§ **Exercise**
Go through the records and extract every line with the word "text".
+ + +
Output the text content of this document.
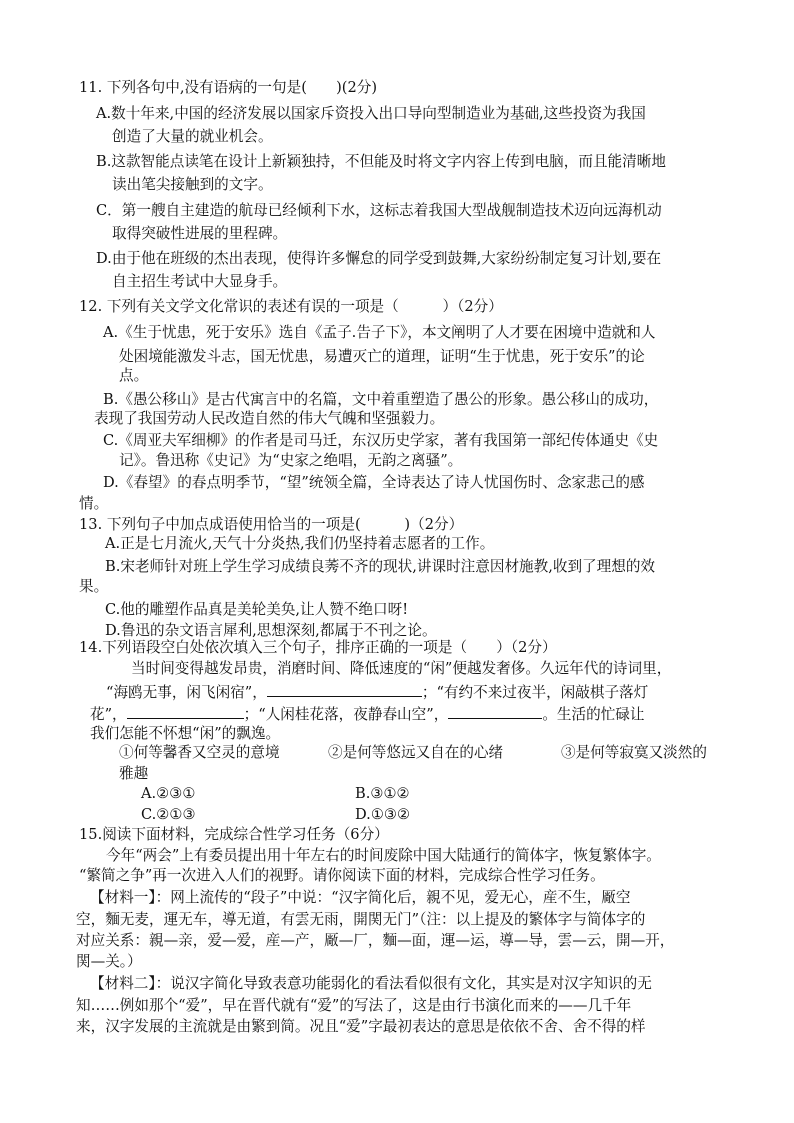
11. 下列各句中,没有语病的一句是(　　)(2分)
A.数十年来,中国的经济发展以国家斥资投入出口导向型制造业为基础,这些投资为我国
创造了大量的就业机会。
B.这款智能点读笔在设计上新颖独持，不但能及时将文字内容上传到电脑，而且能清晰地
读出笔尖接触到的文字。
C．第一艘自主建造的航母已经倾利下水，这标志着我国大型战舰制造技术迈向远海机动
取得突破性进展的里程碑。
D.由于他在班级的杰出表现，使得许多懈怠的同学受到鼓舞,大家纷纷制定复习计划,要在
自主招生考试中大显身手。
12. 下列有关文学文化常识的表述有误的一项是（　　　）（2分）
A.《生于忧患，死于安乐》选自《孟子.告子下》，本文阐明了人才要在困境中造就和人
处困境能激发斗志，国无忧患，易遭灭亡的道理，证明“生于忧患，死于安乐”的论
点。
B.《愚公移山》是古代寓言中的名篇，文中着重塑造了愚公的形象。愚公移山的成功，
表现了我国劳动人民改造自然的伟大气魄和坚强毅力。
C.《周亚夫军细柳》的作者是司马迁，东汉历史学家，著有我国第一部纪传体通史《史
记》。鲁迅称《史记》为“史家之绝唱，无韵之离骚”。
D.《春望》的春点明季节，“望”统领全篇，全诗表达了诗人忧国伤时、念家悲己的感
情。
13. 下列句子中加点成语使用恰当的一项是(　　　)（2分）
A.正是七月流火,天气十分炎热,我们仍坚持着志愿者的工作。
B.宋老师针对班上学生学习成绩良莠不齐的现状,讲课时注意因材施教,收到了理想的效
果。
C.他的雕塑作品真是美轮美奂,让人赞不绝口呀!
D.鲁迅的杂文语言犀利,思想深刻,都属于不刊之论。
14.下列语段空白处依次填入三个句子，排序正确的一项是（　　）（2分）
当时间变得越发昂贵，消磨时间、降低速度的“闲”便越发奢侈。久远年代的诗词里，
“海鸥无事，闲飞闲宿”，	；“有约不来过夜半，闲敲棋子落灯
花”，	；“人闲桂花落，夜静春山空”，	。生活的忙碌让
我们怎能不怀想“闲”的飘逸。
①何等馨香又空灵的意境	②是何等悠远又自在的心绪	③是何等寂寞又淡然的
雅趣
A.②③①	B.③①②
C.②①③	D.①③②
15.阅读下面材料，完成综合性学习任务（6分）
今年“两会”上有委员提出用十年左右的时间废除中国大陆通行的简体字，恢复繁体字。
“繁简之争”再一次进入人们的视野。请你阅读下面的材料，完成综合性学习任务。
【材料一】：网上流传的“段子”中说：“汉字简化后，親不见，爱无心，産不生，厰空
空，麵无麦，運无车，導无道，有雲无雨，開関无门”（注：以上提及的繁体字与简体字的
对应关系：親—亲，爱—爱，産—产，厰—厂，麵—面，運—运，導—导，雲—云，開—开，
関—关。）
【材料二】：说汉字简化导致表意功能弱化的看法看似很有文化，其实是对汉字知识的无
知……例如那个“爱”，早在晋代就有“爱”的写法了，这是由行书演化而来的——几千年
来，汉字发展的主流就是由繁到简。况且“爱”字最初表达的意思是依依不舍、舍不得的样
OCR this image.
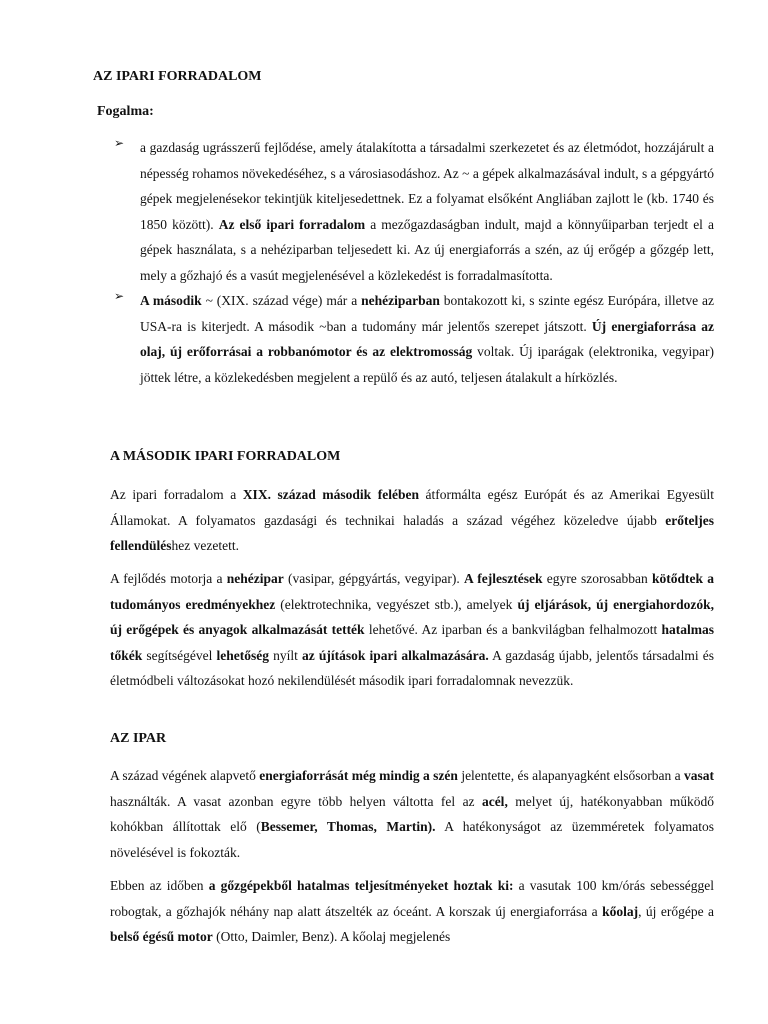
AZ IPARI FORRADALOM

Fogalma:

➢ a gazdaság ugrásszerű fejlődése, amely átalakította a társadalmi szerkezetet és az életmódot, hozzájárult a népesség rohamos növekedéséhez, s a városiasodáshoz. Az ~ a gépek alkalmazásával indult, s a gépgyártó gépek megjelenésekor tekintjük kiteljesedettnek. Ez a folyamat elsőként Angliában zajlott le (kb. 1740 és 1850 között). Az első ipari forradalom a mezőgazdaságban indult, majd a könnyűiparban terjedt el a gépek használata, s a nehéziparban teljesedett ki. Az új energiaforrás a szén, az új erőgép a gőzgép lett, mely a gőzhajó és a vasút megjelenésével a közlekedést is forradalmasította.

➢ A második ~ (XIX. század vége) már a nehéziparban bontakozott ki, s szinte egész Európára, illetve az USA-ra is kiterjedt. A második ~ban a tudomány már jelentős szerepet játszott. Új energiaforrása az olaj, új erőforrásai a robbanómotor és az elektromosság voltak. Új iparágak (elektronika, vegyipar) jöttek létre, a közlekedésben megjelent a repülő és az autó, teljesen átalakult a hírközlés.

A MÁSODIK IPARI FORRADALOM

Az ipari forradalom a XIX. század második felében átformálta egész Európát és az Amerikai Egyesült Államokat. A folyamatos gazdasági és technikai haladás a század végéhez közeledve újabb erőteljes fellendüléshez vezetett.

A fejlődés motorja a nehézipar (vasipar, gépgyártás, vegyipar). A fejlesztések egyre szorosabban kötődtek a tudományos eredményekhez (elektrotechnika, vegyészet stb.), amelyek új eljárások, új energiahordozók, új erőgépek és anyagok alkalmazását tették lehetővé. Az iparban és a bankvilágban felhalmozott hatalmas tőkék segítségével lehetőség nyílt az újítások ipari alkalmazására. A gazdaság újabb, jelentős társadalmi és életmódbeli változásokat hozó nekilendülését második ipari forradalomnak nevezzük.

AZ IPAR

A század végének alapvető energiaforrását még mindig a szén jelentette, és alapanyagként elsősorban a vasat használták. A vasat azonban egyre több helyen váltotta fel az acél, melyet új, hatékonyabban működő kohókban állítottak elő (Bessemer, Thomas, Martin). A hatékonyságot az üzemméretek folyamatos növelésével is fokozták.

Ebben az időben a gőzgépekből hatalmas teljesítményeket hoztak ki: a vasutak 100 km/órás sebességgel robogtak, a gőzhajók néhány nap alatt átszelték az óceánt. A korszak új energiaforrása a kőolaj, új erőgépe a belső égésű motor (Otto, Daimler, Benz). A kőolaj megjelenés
+ + +
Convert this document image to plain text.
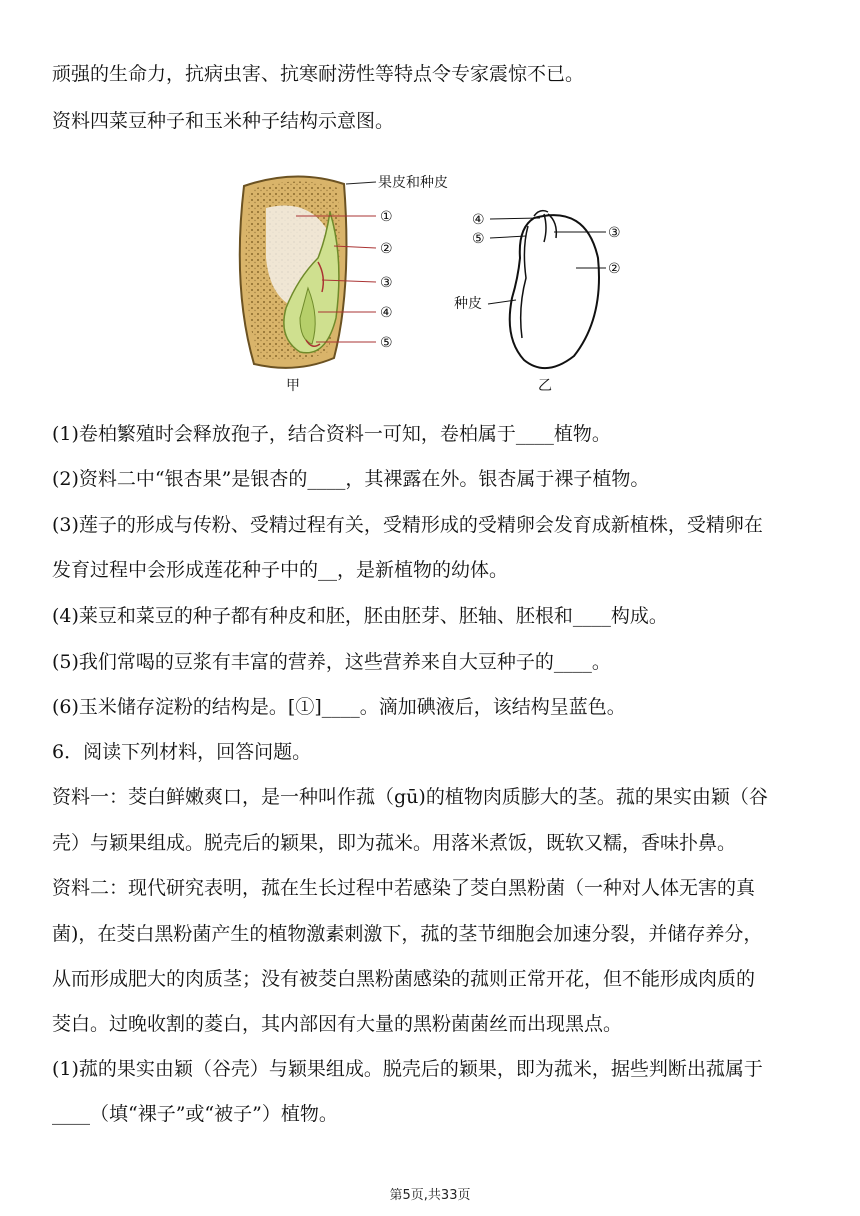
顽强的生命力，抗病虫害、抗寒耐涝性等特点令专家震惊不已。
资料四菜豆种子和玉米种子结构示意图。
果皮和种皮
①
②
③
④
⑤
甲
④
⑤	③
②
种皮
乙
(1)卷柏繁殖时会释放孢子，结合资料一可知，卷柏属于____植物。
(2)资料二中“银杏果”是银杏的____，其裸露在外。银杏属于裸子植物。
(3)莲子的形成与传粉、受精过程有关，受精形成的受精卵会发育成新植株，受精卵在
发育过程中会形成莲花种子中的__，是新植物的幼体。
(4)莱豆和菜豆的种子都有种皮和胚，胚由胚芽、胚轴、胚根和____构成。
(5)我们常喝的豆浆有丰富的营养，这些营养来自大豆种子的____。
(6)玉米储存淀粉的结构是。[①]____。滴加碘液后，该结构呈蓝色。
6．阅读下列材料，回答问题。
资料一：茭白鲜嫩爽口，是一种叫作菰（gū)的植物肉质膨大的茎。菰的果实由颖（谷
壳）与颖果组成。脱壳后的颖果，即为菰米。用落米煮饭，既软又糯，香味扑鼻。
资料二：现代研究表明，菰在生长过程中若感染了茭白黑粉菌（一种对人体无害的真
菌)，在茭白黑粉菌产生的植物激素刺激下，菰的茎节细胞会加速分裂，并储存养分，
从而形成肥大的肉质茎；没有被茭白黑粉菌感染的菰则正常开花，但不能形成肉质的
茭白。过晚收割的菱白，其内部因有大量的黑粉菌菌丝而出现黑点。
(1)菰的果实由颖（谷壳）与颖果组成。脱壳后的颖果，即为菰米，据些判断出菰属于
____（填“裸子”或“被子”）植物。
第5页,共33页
+ + +
§ **Response**
Output the text content of this document.
Convert this document image to plain text.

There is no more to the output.